## What is asked
Copy every record below, exactly as written.
-=-=-
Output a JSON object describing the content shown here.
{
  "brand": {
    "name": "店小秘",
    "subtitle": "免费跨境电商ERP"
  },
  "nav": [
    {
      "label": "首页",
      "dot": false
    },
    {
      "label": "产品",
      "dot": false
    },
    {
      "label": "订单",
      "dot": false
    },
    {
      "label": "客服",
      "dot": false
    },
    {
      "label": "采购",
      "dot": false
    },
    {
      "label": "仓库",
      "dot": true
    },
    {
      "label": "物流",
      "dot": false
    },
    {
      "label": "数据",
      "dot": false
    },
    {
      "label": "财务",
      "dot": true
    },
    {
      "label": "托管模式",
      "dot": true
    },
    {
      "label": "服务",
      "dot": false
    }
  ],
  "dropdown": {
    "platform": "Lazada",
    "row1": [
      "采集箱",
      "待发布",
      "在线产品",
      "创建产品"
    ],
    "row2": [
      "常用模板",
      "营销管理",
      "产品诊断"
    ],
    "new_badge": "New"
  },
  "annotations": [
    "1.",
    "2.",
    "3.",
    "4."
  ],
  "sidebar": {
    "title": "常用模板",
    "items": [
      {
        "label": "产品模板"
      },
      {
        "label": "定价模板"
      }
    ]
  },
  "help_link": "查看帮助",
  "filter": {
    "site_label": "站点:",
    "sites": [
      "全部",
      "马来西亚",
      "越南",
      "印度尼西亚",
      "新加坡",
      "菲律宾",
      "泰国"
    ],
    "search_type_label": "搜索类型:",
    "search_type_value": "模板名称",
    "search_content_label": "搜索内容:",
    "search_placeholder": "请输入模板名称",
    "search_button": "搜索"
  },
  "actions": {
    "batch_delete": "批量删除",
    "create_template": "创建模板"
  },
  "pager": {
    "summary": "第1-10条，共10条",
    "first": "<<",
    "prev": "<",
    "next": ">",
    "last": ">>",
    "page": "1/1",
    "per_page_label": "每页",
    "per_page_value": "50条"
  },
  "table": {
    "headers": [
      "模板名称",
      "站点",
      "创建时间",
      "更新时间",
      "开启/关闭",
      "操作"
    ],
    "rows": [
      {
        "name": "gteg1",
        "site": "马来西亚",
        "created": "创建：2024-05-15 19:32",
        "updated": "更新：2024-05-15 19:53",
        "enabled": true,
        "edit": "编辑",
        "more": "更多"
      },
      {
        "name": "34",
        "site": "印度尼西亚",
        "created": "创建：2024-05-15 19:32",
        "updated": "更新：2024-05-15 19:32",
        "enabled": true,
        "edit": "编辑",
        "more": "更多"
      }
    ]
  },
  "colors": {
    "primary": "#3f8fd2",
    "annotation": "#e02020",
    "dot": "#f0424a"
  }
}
-=-=-
## Result of the task
Output a JSON object describing the content shown here.
{
  "brand": {
    "name": "店小秘",
    "subtitle": "免费跨境电商ERP"
  },
  "nav": [
    {
      "label": "首页",
      "dot": false
    },
    {
      "label": "产品",
      "dot": false
    },
    {
      "label": "订单",
      "dot": false
    },
    {
      "label": "客服",
      "dot": false
    },
    {
      "label": "采购",
      "dot": false
    },
    {
      "label": "仓库",
      "dot": true
    },
    {
      "label": "物流",
      "dot": false
    },
    {
      "label": "数据",
      "dot": false
    },
    {
      "label": "财务",
      "dot": true
    },
    {
      "label": "托管模式",
      "dot": true
    },
    {
      "label": "服务",
      "dot": false
    }
  ],
  "dropdown": {
    "platform": "Lazada",
    "row1": [
      "采集箱",
      "待发布",
      "在线产品",
      "创建产品"
    ],
    "row2": [
      "常用模板",
      "营销管理",
      "产品诊断"
    ],
    "new_badge": "New"
  },
  "annotations": [
    "1.",
    "2.",
    "3.",
    "4."
  ],
  "sidebar": {
    "title": "常用模板",
    "items": [
      {
        "label": "产品模板"
      },
      {
        "label": "定价模板"
      }
    ]
  },
  "help_link": "查看帮助",
  "filter": {
    "site_label": "站点:",
    "sites": [
      "全部",
      "马来西亚",
      "越南",
      "印度尼西亚",
      "新加坡",
      "菲律宾",
      "泰国"
    ],
    "search_type_label": "搜索类型:",
    "search_type_value": "模板名称",
    "search_content_label": "搜索内容:",
    "search_placeholder": "请输入模板名称",
    "search_button": "搜索"
  },
  "actions": {
    "batch_delete": "批量删除",
    "create_template": "创建模板"
  },
  "pager": {
    "summary": "第1-10条，共10条",
    "first": "<<",
    "prev": "<",
    "next": ">",
    "last": ">>",
    "page": "1/1",
    "per_page_label": "每页",
    "per_page_value": "50条"
  },
  "table": {
    "headers": [
      "模板名称",
      "站点",
      "创建时间",
      "更新时间",
      "开启/关闭",
      "操作"
    ],
    "rows": [
      {
        "name": "gteg1",
        "site": "马来西亚",
        "created": "创建：2024-05-15 19:32",
        "updated": "更新：2024-05-15 19:53",
        "enabled": true,
        "edit": "编辑",
        "more": "更多"
      },
      {
        "name": "34",
        "site": "印度尼西亚",
        "created": "创建：2024-05-15 19:32",
        "updated": "更新：2024-05-15 19:32",
        "enabled": true,
        "edit": "编辑",
        "more": "更多"
      }
    ]
  },
  "colors": {
    "primary": "#3f8fd2",
    "annotation": "#e02020",
    "dot": "#f0424a"
  }
}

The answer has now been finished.